- [What the exercise asks] From the entries below, list each line with "Table".

- [Records shown]
····················

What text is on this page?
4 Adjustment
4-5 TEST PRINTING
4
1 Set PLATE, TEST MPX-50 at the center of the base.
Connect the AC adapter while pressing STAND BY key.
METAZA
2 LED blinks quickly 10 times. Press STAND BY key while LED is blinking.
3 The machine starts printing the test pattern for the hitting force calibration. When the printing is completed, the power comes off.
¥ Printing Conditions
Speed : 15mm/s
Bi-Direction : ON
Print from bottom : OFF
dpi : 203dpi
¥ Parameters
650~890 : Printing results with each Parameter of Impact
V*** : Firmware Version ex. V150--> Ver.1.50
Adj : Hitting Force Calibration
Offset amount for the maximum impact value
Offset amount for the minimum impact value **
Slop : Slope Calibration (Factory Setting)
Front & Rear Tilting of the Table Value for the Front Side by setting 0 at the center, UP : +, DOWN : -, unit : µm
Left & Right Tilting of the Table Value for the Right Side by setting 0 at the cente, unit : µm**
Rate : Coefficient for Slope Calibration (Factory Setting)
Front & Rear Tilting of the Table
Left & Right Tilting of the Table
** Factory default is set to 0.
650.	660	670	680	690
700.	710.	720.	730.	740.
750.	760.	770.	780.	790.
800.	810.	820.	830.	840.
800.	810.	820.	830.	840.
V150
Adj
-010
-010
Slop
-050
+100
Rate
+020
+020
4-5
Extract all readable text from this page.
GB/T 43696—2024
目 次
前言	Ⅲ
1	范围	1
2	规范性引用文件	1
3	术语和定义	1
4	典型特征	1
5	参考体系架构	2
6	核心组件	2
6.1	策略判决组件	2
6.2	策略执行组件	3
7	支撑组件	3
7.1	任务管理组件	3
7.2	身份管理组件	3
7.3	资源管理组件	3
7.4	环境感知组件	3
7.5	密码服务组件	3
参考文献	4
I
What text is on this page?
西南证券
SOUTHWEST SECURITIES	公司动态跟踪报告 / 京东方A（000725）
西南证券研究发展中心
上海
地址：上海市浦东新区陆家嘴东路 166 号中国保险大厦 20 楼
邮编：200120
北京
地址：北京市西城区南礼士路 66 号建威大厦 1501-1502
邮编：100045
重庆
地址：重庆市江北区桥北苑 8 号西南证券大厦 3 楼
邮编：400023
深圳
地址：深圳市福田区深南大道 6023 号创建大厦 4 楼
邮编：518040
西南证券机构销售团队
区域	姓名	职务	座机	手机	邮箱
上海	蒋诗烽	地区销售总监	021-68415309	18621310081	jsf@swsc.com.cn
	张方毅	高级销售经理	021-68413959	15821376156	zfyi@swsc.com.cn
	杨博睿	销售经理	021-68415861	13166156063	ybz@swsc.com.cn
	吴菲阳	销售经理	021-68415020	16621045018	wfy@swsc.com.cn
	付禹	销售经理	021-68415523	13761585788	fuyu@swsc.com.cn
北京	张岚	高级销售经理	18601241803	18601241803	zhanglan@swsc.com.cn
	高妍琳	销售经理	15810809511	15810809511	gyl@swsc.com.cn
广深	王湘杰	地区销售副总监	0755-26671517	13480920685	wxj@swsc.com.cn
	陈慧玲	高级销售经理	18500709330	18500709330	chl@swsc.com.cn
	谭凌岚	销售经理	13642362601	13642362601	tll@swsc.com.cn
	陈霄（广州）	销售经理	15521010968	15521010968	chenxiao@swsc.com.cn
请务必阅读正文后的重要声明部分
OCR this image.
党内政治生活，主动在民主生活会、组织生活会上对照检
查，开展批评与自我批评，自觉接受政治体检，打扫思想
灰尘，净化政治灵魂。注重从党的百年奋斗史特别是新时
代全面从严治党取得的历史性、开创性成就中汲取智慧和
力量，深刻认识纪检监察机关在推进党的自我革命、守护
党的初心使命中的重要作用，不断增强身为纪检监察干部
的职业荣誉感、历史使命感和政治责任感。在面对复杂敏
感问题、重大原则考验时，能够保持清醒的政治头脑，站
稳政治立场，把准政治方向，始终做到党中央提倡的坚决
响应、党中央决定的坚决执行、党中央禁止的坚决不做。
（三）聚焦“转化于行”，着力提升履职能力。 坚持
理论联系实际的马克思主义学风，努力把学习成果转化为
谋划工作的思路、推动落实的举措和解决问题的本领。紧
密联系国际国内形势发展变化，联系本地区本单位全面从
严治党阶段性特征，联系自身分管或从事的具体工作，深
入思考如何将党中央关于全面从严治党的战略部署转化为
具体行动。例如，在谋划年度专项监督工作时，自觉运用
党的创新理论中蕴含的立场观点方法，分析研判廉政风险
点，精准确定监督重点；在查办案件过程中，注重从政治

····················

- [Exercise output]
Front & Rear Tilting of the Table Value for the Front Side by setting 0 at the center, UP : +, DOWN : -, unit : µm
Left & Right Tilting of the Table Value for the Right Side by setting 0 at the cente, unit : µm**
Front & Rear Tilting of the Table
Left & Right Tilting of the Table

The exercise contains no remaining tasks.